▶ **INSTRUCTIONS TO FOLLOW**: Repeat all of the material exactly as given.

▶ **DATA LISTING**:
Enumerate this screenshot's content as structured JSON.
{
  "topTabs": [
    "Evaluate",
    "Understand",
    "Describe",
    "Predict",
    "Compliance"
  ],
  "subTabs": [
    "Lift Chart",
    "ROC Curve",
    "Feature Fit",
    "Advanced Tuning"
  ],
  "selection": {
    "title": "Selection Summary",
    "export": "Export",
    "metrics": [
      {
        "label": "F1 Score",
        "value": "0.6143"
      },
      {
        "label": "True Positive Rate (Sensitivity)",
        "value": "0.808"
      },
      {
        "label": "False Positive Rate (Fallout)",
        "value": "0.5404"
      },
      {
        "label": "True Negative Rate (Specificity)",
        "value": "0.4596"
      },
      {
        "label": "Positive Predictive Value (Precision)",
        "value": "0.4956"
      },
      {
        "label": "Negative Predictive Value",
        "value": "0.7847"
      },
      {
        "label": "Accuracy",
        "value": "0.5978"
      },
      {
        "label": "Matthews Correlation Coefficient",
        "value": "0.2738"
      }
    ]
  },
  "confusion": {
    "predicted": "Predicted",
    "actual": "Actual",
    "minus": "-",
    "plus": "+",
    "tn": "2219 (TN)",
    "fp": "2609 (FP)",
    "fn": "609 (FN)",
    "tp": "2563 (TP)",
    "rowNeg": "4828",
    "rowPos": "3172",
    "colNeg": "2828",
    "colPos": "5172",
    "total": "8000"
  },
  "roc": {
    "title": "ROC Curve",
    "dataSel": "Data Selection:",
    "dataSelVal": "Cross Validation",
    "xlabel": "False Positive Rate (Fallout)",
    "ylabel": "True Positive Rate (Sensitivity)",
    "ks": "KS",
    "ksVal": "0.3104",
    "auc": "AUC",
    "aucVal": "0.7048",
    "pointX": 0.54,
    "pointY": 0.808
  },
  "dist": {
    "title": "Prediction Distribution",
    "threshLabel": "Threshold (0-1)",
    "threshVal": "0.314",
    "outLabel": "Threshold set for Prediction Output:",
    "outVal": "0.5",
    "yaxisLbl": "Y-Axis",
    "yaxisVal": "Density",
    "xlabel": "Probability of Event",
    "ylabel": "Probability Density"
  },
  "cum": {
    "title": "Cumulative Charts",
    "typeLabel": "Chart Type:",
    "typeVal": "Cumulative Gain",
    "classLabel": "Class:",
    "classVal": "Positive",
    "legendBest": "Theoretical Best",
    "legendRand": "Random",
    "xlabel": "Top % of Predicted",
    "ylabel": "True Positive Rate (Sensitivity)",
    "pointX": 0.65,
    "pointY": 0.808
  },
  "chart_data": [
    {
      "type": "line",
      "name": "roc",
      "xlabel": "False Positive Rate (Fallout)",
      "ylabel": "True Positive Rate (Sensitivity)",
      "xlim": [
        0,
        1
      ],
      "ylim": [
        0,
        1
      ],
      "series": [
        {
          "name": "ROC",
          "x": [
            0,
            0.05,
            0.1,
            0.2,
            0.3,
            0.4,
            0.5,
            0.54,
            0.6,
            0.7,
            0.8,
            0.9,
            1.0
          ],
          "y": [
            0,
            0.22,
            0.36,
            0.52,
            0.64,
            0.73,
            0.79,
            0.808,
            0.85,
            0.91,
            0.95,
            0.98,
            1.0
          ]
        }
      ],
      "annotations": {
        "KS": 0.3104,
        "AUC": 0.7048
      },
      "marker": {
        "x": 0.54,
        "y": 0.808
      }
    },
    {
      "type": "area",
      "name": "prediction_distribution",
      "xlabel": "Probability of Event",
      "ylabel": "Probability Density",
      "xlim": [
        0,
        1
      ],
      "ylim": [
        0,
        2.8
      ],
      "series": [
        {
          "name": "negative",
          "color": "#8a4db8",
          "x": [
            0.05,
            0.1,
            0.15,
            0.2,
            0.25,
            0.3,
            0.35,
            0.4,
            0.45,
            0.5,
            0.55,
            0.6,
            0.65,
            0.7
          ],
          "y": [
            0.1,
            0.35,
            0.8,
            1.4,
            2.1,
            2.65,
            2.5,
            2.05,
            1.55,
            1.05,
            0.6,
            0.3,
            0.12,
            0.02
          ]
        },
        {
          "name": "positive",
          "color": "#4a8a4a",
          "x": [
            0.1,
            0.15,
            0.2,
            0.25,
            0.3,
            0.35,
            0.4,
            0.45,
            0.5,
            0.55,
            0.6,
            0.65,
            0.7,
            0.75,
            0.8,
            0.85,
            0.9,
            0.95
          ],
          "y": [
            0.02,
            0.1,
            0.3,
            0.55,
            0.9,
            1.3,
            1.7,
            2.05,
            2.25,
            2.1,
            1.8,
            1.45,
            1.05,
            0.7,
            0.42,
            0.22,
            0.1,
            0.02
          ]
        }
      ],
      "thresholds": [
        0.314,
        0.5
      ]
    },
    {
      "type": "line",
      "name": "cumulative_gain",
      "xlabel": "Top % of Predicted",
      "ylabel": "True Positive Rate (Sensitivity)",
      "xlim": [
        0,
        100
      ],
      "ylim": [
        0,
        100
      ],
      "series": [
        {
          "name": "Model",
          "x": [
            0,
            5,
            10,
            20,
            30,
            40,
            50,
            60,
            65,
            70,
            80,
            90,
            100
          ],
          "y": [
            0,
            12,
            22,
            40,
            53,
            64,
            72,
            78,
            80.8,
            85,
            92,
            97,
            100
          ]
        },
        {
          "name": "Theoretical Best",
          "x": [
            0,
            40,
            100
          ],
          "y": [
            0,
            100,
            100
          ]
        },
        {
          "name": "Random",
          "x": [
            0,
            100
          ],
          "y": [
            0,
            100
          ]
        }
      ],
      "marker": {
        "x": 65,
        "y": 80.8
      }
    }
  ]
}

▶ **FINAL RESULT**:
Enumerate this screenshot's content as structured JSON.
{
  "topTabs": [
    "Evaluate",
    "Understand",
    "Describe",
    "Predict",
    "Compliance"
  ],
  "subTabs": [
    "Lift Chart",
    "ROC Curve",
    "Feature Fit",
    "Advanced Tuning"
  ],
  "selection": {
    "title": "Selection Summary",
    "export": "Export",
    "metrics": [
      {
        "label": "F1 Score",
        "value": "0.6143"
      },
      {
        "label": "True Positive Rate (Sensitivity)",
        "value": "0.808"
      },
      {
        "label": "False Positive Rate (Fallout)",
        "value": "0.5404"
      },
      {
        "label": "True Negative Rate (Specificity)",
        "value": "0.4596"
      },
      {
        "label": "Positive Predictive Value (Precision)",
        "value": "0.4956"
      },
      {
        "label": "Negative Predictive Value",
        "value": "0.7847"
      },
      {
        "label": "Accuracy",
        "value": "0.5978"
      },
      {
        "label": "Matthews Correlation Coefficient",
        "value": "0.2738"
      }
    ]
  },
  "confusion": {
    "predicted": "Predicted",
    "actual": "Actual",
    "minus": "-",
    "plus": "+",
    "tn": "2219 (TN)",
    "fp": "2609 (FP)",
    "fn": "609 (FN)",
    "tp": "2563 (TP)",
    "rowNeg": "4828",
    "rowPos": "3172",
    "colNeg": "2828",
    "colPos": "5172",
    "total": "8000"
  },
  "roc": {
    "title": "ROC Curve",
    "dataSel": "Data Selection:",
    "dataSelVal": "Cross Validation",
    "xlabel": "False Positive Rate (Fallout)",
    "ylabel": "True Positive Rate (Sensitivity)",
    "ks": "KS",
    "ksVal": "0.3104",
    "auc": "AUC",
    "aucVal": "0.7048",
    "pointX": 0.54,
    "pointY": 0.808
  },
  "dist": {
    "title": "Prediction Distribution",
    "threshLabel": "Threshold (0-1)",
    "threshVal": "0.314",
    "outLabel": "Threshold set for Prediction Output:",
    "outVal": "0.5",
    "yaxisLbl": "Y-Axis",
    "yaxisVal": "Density",
    "xlabel": "Probability of Event",
    "ylabel": "Probability Density"
  },
  "cum": {
    "title": "Cumulative Charts",
    "typeLabel": "Chart Type:",
    "typeVal": "Cumulative Gain",
    "classLabel": "Class:",
    "classVal": "Positive",
    "legendBest": "Theoretical Best",
    "legendRand": "Random",
    "xlabel": "Top % of Predicted",
    "ylabel": "True Positive Rate (Sensitivity)",
    "pointX": 0.65,
    "pointY": 0.808
  },
  "chart_data": [
    {
      "type": "line",
      "name": "roc",
      "xlabel": "False Positive Rate (Fallout)",
      "ylabel": "True Positive Rate (Sensitivity)",
      "xlim": [
        0,
        1
      ],
      "ylim": [
        0,
        1
      ],
      "series": [
        {
          "name": "ROC",
          "x": [
            0,
            0.05,
            0.1,
            0.2,
            0.3,
            0.4,
            0.5,
            0.54,
            0.6,
            0.7,
            0.8,
            0.9,
            1.0
          ],
          "y": [
            0,
            0.22,
            0.36,
            0.52,
            0.64,
            0.73,
            0.79,
            0.808,
            0.85,
            0.91,
            0.95,
            0.98,
            1.0
          ]
        }
      ],
      "annotations": {
        "KS": 0.3104,
        "AUC": 0.7048
      },
      "marker": {
        "x": 0.54,
        "y": 0.808
      }
    },
    {
      "type": "area",
      "name": "prediction_distribution",
      "xlabel": "Probability of Event",
      "ylabel": "Probability Density",
      "xlim": [
        0,
        1
      ],
      "ylim": [
        0,
        2.8
      ],
      "series": [
        {
          "name": "negative",
          "color": "#8a4db8",
          "x": [
            0.05,
            0.1,
            0.15,
            0.2,
            0.25,
            0.3,
            0.35,
            0.4,
            0.45,
            0.5,
            0.55,
            0.6,
            0.65,
            0.7
          ],
          "y": [
            0.1,
            0.35,
            0.8,
            1.4,
            2.1,
            2.65,
            2.5,
            2.05,
            1.55,
            1.05,
            0.6,
            0.3,
            0.12,
            0.02
          ]
        },
        {
          "name": "positive",
          "color": "#4a8a4a",
          "x": [
            0.1,
            0.15,
            0.2,
            0.25,
            0.3,
            0.35,
            0.4,
            0.45,
            0.5,
            0.55,
            0.6,
            0.65,
            0.7,
            0.75,
            0.8,
            0.85,
            0.9,
            0.95
          ],
          "y": [
            0.02,
            0.1,
            0.3,
            0.55,
            0.9,
            1.3,
            1.7,
            2.05,
            2.25,
            2.1,
            1.8,
            1.45,
            1.05,
            0.7,
            0.42,
            0.22,
            0.1,
            0.02
          ]
        }
      ],
      "thresholds": [
        0.314,
        0.5
      ]
    },
    {
      "type": "line",
      "name": "cumulative_gain",
      "xlabel": "Top % of Predicted",
      "ylabel": "True Positive Rate (Sensitivity)",
      "xlim": [
        0,
        100
      ],
      "ylim": [
        0,
        100
      ],
      "series": [
        {
          "name": "Model",
          "x": [
            0,
            5,
            10,
            20,
            30,
            40,
            50,
            60,
            65,
            70,
            80,
            90,
            100
          ],
          "y": [
            0,
            12,
            22,
            40,
            53,
            64,
            72,
            78,
            80.8,
            85,
            92,
            97,
            100
          ]
        },
        {
          "name": "Theoretical Best",
          "x": [
            0,
            40,
            100
          ],
          "y": [
            0,
            100,
            100
          ]
        },
        {
          "name": "Random",
          "x": [
            0,
            100
          ],
          "y": [
            0,
            100
          ]
        }
      ],
      "marker": {
        "x": 65,
        "y": 80.8
      }
    }
  ]
}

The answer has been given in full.